**Work to be completed:** Make an exact copy of all the entries, with the pictures left out.

**Supplied data:**
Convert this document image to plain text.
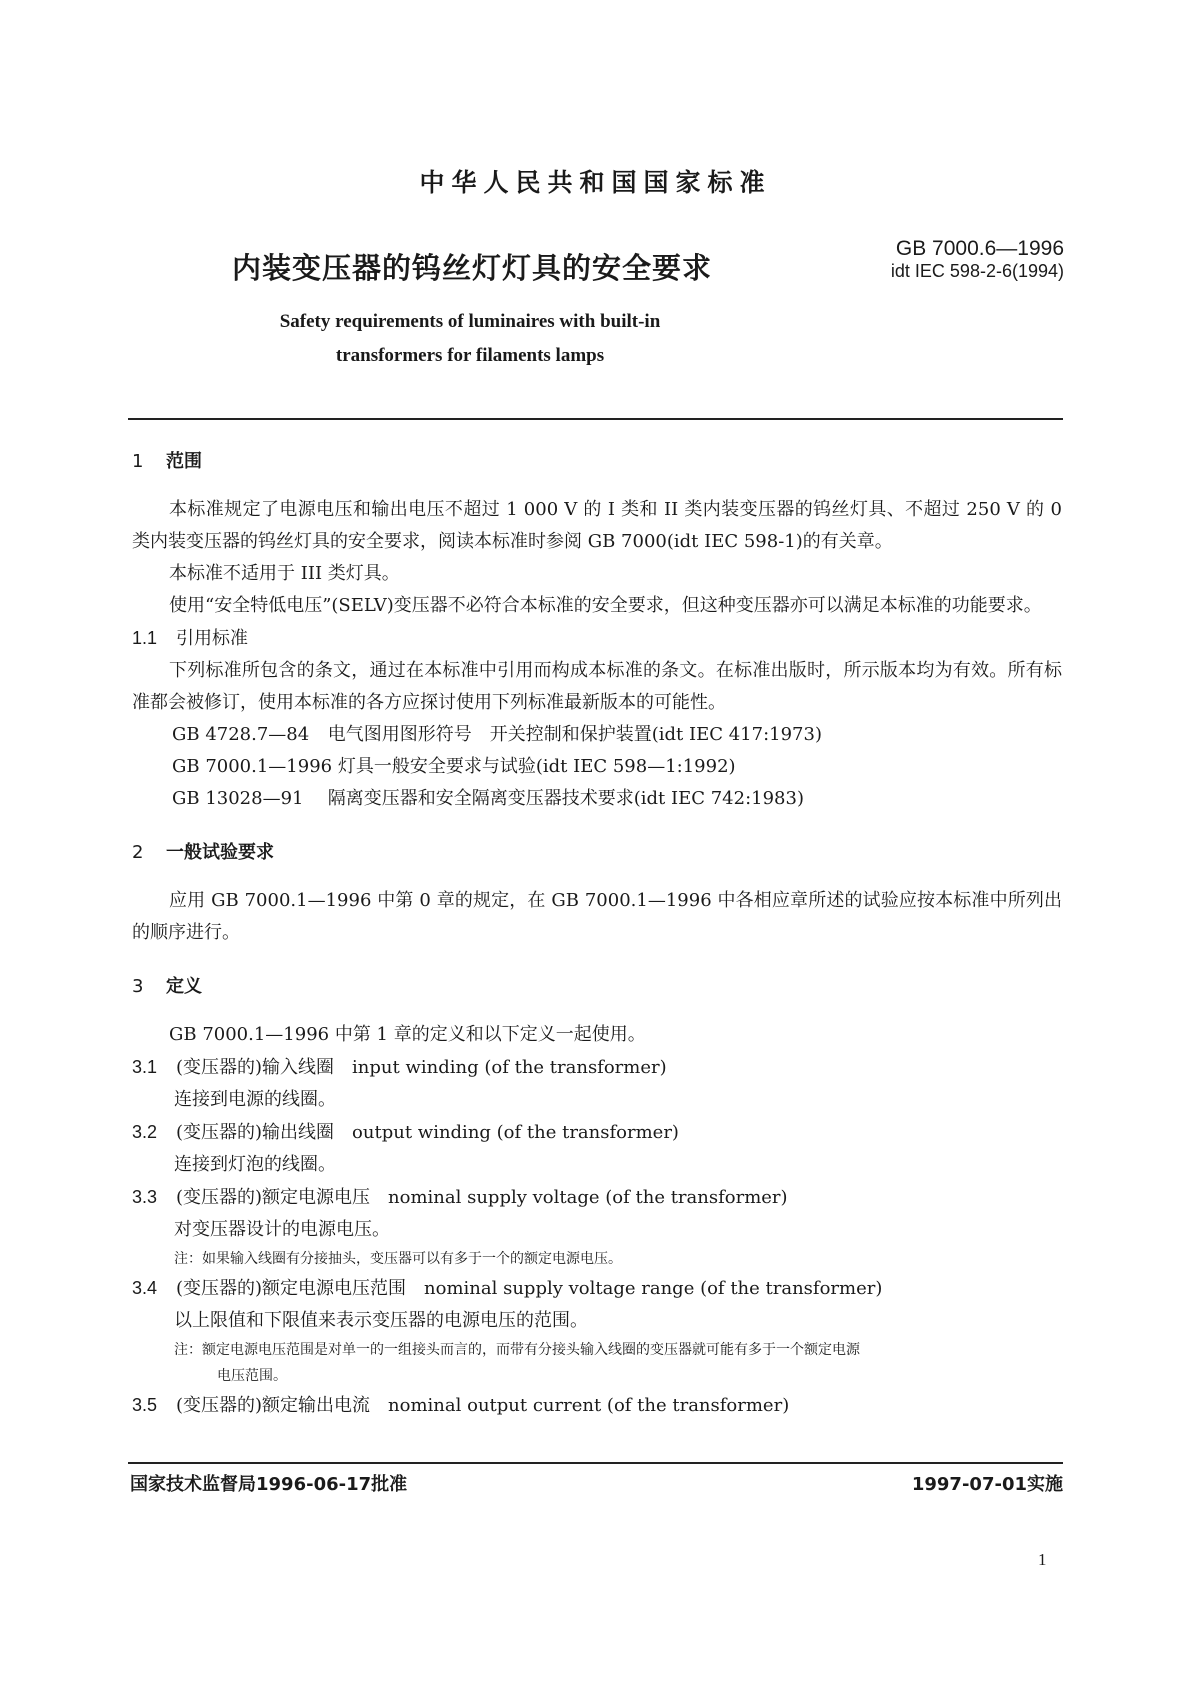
中华人民共和国国家标准
内装变压器的钨丝灯灯具的安全要求
GB 7000.6—1996
idt IEC 598-2-6(1994)
Safety requirements of luminaires with built-in
transformers for filaments lamps
1 范围

本标准规定了电源电压和输出电压不超过 1 000 V 的 I 类和 II 类内装变压器的钨丝灯具、不超过 250 V 的 0 类内装变压器的钨丝灯具的安全要求，阅读本标准时参阅 GB 7000(idt IEC 598-1)的有关章。

本标准不适用于 III 类灯具。

使用“安全特低电压”(SELV)变压器不必符合本标准的安全要求，但这种变压器亦可以满足本标准的功能要求。

1.1 引用标准

下列标准所包含的条文，通过在本标准中引用而构成本标准的条文。在标准出版时，所示版本均为有效。所有标准都会被修订，使用本标准的各方应探讨使用下列标准最新版本的可能性。

GB 4728.7—84 电气图用图形符号　开关控制和保护装置(idt IEC 417:1973)

GB 7000.1—1996 灯具一般安全要求与试验(idt IEC 598—1:1992)

GB 13028—91 隔离变压器和安全隔离变压器技术要求(idt IEC 742:1983)

2 一般试验要求

应用 GB 7000.1—1996 中第 0 章的规定，在 GB 7000.1—1996 中各相应章所述的试验应按本标准中所列出的顺序进行。

3 定义

GB 7000.1—1996 中第 1 章的定义和以下定义一起使用。

3.1 (变压器的)输入线圈 input winding (of the transformer)

连接到电源的线圈。

3.2 (变压器的)输出线圈 output winding (of the transformer)

连接到灯泡的线圈。

3.3 (变压器的)额定电源电压 nominal supply voltage (of the transformer)

对变压器设计的电源电压。

注：如果输入线圈有分接抽头，变压器可以有多于一个的额定电源电压。

3.4 (变压器的)额定电源电压范围 nominal supply voltage range (of the transformer)

以上限值和下限值来表示变压器的电源电压的范围。

注：额定电源电压范围是对单一的一组接头而言的，而带有分接头输入线圈的变压器就可能有多于一个额定电源

电压范围。

3.5 (变压器的)额定输出电流 nominal output current (of the transformer)

国家技术监督局1996-06-17批准	1997-07-01实施
1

**Written answer:**
Convert this document image to plain text.
中华人民共和国国家标准
内装变压器的钨丝灯灯具的安全要求
GB 7000.6—1996
idt IEC 598-2-6(1994)
Safety requirements of luminaires with built-in
transformers for filaments lamps
1 范围

本标准规定了电源电压和输出电压不超过 1 000 V 的 I 类和 II 类内装变压器的钨丝灯具、不超过 250 V 的 0 类内装变压器的钨丝灯具的安全要求，阅读本标准时参阅 GB 7000(idt IEC 598-1)的有关章。

本标准不适用于 III 类灯具。

使用“安全特低电压”(SELV)变压器不必符合本标准的安全要求，但这种变压器亦可以满足本标准的功能要求。

1.1 引用标准

下列标准所包含的条文，通过在本标准中引用而构成本标准的条文。在标准出版时，所示版本均为有效。所有标准都会被修订，使用本标准的各方应探讨使用下列标准最新版本的可能性。

GB 4728.7—84 电气图用图形符号　开关控制和保护装置(idt IEC 417:1973)

GB 7000.1—1996 灯具一般安全要求与试验(idt IEC 598—1:1992)

GB 13028—91 隔离变压器和安全隔离变压器技术要求(idt IEC 742:1983)

2 一般试验要求

应用 GB 7000.1—1996 中第 0 章的规定，在 GB 7000.1—1996 中各相应章所述的试验应按本标准中所列出的顺序进行。

3 定义

GB 7000.1—1996 中第 1 章的定义和以下定义一起使用。

3.1 (变压器的)输入线圈 input winding (of the transformer)

连接到电源的线圈。

3.2 (变压器的)输出线圈 output winding (of the transformer)

连接到灯泡的线圈。

3.3 (变压器的)额定电源电压 nominal supply voltage (of the transformer)

对变压器设计的电源电压。

注：如果输入线圈有分接抽头，变压器可以有多于一个的额定电源电压。

3.4 (变压器的)额定电源电压范围 nominal supply voltage range (of the transformer)

以上限值和下限值来表示变压器的电源电压的范围。

注：额定电源电压范围是对单一的一组接头而言的，而带有分接头输入线圈的变压器就可能有多于一个额定电源

电压范围。

3.5 (变压器的)额定输出电流 nominal output current (of the transformer)

国家技术监督局1996-06-17批准	1997-07-01实施
1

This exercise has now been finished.